### SET PROBLEM
Output the records between the line holding "button[interactable]: Memoji: [208, 880, 254, 920]" and the line holding "staticText: z: [108, 1083, 120, 1116]", inclusive, copying each line exactly.

### INPUT FOR THIS TASK
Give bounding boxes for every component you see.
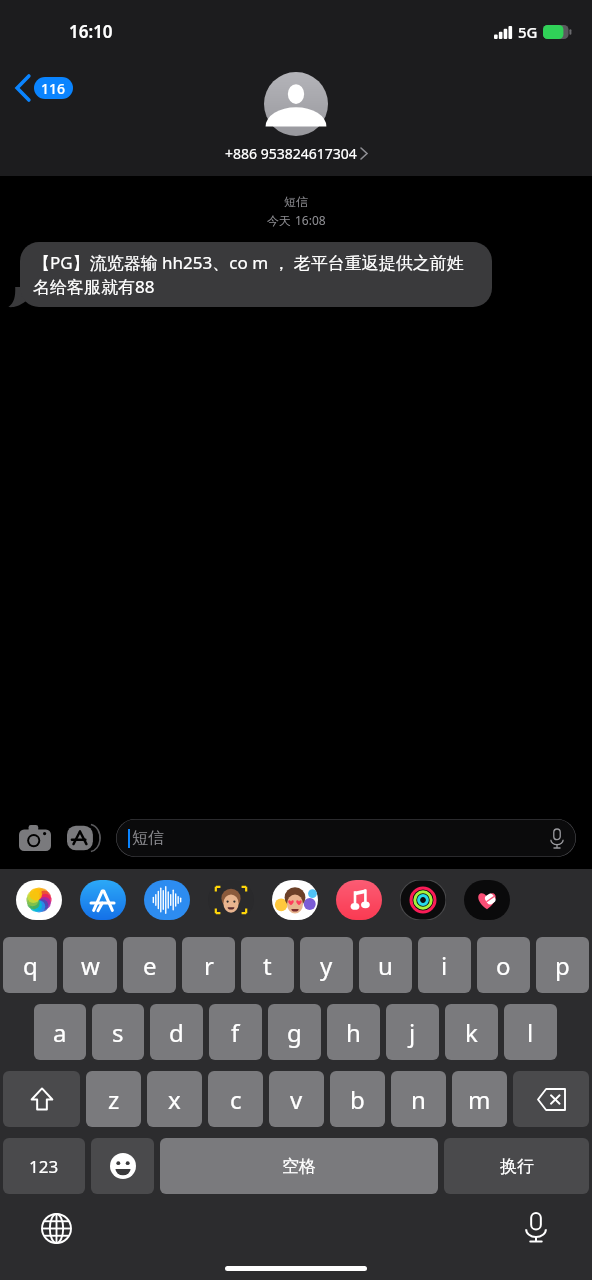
button[interactable]: Memoji: [208, 880, 254, 920]
button[interactable]: Dictation: [516, 1208, 556, 1248]
button[interactable]: r: [182, 937, 235, 993]
staticText: m: [468, 1083, 491, 1116]
staticText: 短信: [0, 194, 592, 209]
button[interactable]: q: [3, 937, 57, 993]
staticText: c: [230, 1083, 242, 1116]
button[interactable]: a: [34, 1004, 86, 1060]
button[interactable]: Audio message: [144, 880, 190, 920]
button[interactable]: 【PG】流览器输 hh253、co m ， 老平台重返提供之前姓名给客服就有88: [20, 242, 492, 307]
button[interactable]: Memoji stickers: [272, 880, 318, 920]
button[interactable]: z: [86, 1071, 141, 1127]
button[interactable]: App Store: [80, 880, 126, 920]
button[interactable]: e: [123, 937, 176, 993]
button[interactable]: +886 953824617304: [225, 72, 367, 163]
staticText: q: [23, 949, 38, 982]
staticText: 空格: [282, 1156, 316, 1177]
button[interactable]: p: [536, 937, 589, 993]
other: Dictate: [550, 829, 564, 848]
button[interactable]: 123: [3, 1138, 85, 1194]
button[interactable]: i: [418, 937, 471, 993]
button[interactable]: Health: [464, 880, 510, 920]
button[interactable]: c: [208, 1071, 263, 1127]
staticText: n: [411, 1083, 426, 1116]
button[interactable]: h: [327, 1004, 380, 1060]
button[interactable]: Change keyboard language: [36, 1208, 76, 1248]
staticText: u: [378, 949, 393, 982]
staticText: j: [409, 1016, 416, 1049]
button[interactable]: Fitness: [400, 880, 446, 920]
staticText: 5G: [518, 22, 538, 42]
staticText: v: [290, 1083, 303, 1116]
staticText: z: [108, 1083, 120, 1116]
staticText: s: [112, 1016, 124, 1049]
button[interactable]: Delete: [513, 1071, 589, 1127]
button[interactable]: d: [150, 1004, 203, 1060]
staticText: w: [81, 949, 100, 982]
button[interactable]: n: [391, 1071, 446, 1127]
button[interactable]: u: [359, 937, 412, 993]
staticText: 今天: [267, 212, 295, 228]
button[interactable]: Camera: [16, 819, 54, 857]
button[interactable]: g: [268, 1004, 321, 1060]
staticText: y: [320, 949, 333, 982]
staticText: o: [496, 949, 511, 982]
staticText: r: [204, 949, 214, 982]
button[interactable]: j: [386, 1004, 439, 1060]
button[interactable]: k: [445, 1004, 498, 1060]
button[interactable]: l: [504, 1004, 557, 1060]
button[interactable]: Shift: [3, 1071, 80, 1127]
button[interactable]: App Store: [66, 819, 104, 857]
button[interactable]: s: [92, 1004, 144, 1060]
staticText: 换行: [500, 1156, 534, 1177]
button[interactable]: v: [269, 1071, 324, 1127]
button[interactable]: y: [300, 937, 353, 993]
button[interactable]: t: [241, 937, 294, 993]
button[interactable]: Back to 116 conversations: [16, 76, 73, 100]
staticText: +886 953824617304: [225, 144, 357, 163]
staticText: t: [263, 949, 272, 982]
button[interactable]: Photos: [16, 880, 62, 920]
staticText: 123: [29, 1155, 59, 1178]
staticText: a: [53, 1016, 67, 1049]
button[interactable]: m: [452, 1071, 507, 1127]
staticText: g: [287, 1016, 302, 1049]
button[interactable]: w: [63, 937, 117, 993]
staticText: k: [465, 1016, 478, 1049]
button[interactable]: o: [477, 937, 530, 993]
staticText: h: [346, 1016, 361, 1049]
staticText: d: [169, 1016, 184, 1049]
staticText: 短信: [132, 828, 164, 848]
staticText: 16:08: [295, 212, 326, 228]
button[interactable]: Emoji: [91, 1138, 154, 1194]
staticText: 16:10: [69, 20, 113, 43]
staticText: x: [168, 1083, 181, 1116]
button[interactable]: f: [209, 1004, 262, 1060]
staticText: e: [143, 949, 157, 982]
staticText: l: [527, 1016, 534, 1049]
staticText: i: [441, 949, 448, 982]
button[interactable]: b: [330, 1071, 385, 1127]
button[interactable]: 换行: [444, 1138, 589, 1194]
staticText: 116: [41, 79, 66, 98]
button[interactable]: 短信: [116, 819, 576, 857]
staticText: f: [231, 1016, 240, 1049]
button[interactable]: 空格: [160, 1138, 438, 1194]
staticText: 【PG】流览器输 hh253、co m ， 老平台重返提供之前姓名给客服就有88: [33, 251, 479, 298]
button[interactable]: x: [147, 1071, 202, 1127]
button[interactable]: Music: [336, 880, 382, 920]
staticText: b: [350, 1083, 365, 1116]
staticText: p: [555, 949, 570, 982]
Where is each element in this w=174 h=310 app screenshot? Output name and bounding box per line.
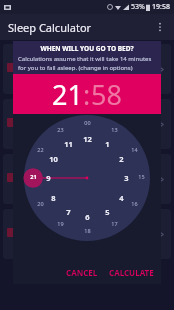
staticText: Calculations assume that it will take 14… [18,55,156,71]
staticText: : [83,76,91,113]
staticText: 18 [84,227,91,234]
staticText: WHEN WILL YOU GO TO BED? [18,44,156,53]
button[interactable]: CANCEL [64,265,100,280]
button[interactable] [3,209,171,259]
staticText: 17 [111,220,118,227]
button[interactable]: CALCULATE [107,265,156,280]
button[interactable]: More options [150,17,170,37]
staticText: 6 [85,212,90,222]
staticText: 21 [30,173,37,180]
button[interactable] [3,99,171,149]
staticText: 5 [105,207,110,217]
staticText: 21 [52,76,83,113]
button[interactable] [3,44,171,94]
staticText: 8 [51,193,56,203]
staticText: 22 [37,146,44,153]
button[interactable]: Select hour [24,115,150,241]
staticText: 14 [131,146,138,153]
staticText: 4 [119,193,124,203]
staticText: CALCULATE [109,267,154,278]
staticText: Sleep Calculator [8,20,92,35]
staticText: 23 [57,126,64,133]
button[interactable] [3,154,171,204]
staticText: 53% [131,2,145,12]
staticText: 2 [119,154,124,164]
staticText: 10 [49,154,58,164]
staticText: 16 [131,200,138,207]
button[interactable]: 58 [91,76,122,113]
staticText: 20 [37,200,44,207]
staticText: 11 [64,139,73,149]
staticText: 19:58 [152,2,170,12]
staticText: 13 [111,126,118,133]
staticText: 00 [84,119,91,126]
staticText: 3 [124,173,129,183]
staticText: 19 [57,220,64,227]
staticText: 1 [105,139,110,149]
staticText: 7 [66,207,71,217]
button[interactable]: 21 [52,76,83,113]
staticText: 9 [46,173,51,183]
staticText: 15 [138,173,145,180]
staticText: CANCEL [66,267,98,278]
staticText: 12 [83,134,92,144]
staticText: 58 [91,76,122,113]
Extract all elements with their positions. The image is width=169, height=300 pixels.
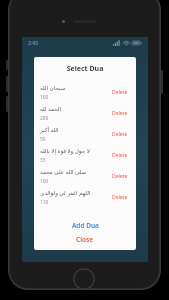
staticText: 100 xyxy=(40,178,49,185)
staticText: Add Dua xyxy=(72,221,99,230)
staticText: 200 xyxy=(40,115,49,122)
button[interactable]: Add Dua xyxy=(34,218,136,232)
button[interactable]: سبحان الله xyxy=(34,82,136,103)
button[interactable]: Close xyxy=(34,232,136,246)
staticText: 110 xyxy=(40,199,49,206)
staticText: Delete xyxy=(112,131,128,138)
button[interactable]: الحمد لله xyxy=(34,103,136,124)
staticText: Delete xyxy=(112,194,128,201)
button[interactable]: Delete xyxy=(110,129,130,140)
button[interactable]: Delete xyxy=(110,87,130,98)
button[interactable]: Delete xyxy=(110,150,130,161)
staticText: Select Dua xyxy=(34,64,136,74)
button[interactable]: لا حول ولا قوة إلا بالله xyxy=(34,145,136,166)
staticText: 2:43 xyxy=(28,40,38,47)
button[interactable]: اللهم اغفر لي ولوالدي xyxy=(34,187,136,208)
button[interactable]: صلى الله على محمد xyxy=(34,166,136,187)
staticText: لا حول ولا قوة إلا بالله xyxy=(40,147,90,155)
button[interactable]: Delete xyxy=(110,171,130,182)
staticText: اللهم اغفر لي ولوالدي xyxy=(40,189,91,197)
staticText: Delete xyxy=(112,152,128,159)
staticText: Delete xyxy=(112,110,128,117)
staticText: Close xyxy=(76,235,94,244)
staticText: الله أكبر xyxy=(40,126,59,134)
staticText: صلى الله على محمد xyxy=(40,168,87,176)
staticText: 33 xyxy=(40,157,46,164)
staticText: الحمد لله xyxy=(40,105,62,113)
button[interactable]: Delete xyxy=(110,192,130,203)
button[interactable]: الله أكبر xyxy=(34,124,136,145)
button[interactable]: Delete xyxy=(110,108,130,119)
staticText: Delete xyxy=(112,173,128,180)
staticText: Delete xyxy=(112,89,128,96)
staticText: 100 xyxy=(40,94,49,101)
staticText: 50 xyxy=(40,136,46,143)
button[interactable]: Home xyxy=(73,268,95,290)
staticText: سبحان الله xyxy=(40,84,66,92)
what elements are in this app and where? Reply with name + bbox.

### ANSWER FOR THE TASK
button[interactable]: Memoji: [208, 880, 254, 920]
button[interactable]: Dictation: [516, 1208, 556, 1248]
button[interactable]: r: [182, 937, 235, 993]
staticText: m: [468, 1083, 491, 1116]
staticText: 短信: [0, 194, 592, 209]
button[interactable]: q: [3, 937, 57, 993]
staticText: c: [230, 1083, 242, 1116]
button[interactable]: a: [34, 1004, 86, 1060]
button[interactable]: Audio message: [144, 880, 190, 920]
button[interactable]: 【PG】流览器输 hh253、co m ， 老平台重返提供之前姓名给客服就有88: [20, 242, 492, 307]
button[interactable]: Memoji stickers: [272, 880, 318, 920]
button[interactable]: z: [86, 1071, 141, 1127]
button[interactable]: App Store: [80, 880, 126, 920]
button[interactable]: e: [123, 937, 176, 993]
button[interactable]: +886 953824617304: [225, 72, 367, 163]
staticText: q: [23, 949, 38, 982]
staticText: 空格: [282, 1156, 316, 1177]
button[interactable]: p: [536, 937, 589, 993]
other: Dictate: [550, 829, 564, 848]
button[interactable]: 123: [3, 1138, 85, 1194]
button[interactable]: i: [418, 937, 471, 993]
button[interactable]: Health: [464, 880, 510, 920]
button[interactable]: c: [208, 1071, 263, 1127]
staticText: n: [411, 1083, 426, 1116]
button[interactable]: h: [327, 1004, 380, 1060]
button[interactable]: Change keyboard language: [36, 1208, 76, 1248]
staticText: u: [378, 949, 393, 982]
staticText: j: [409, 1016, 416, 1049]
button[interactable]: Fitness: [400, 880, 446, 920]
staticText: 5G: [518, 22, 538, 42]
staticText: v: [290, 1083, 303, 1116]
staticText: z: [108, 1083, 120, 1116]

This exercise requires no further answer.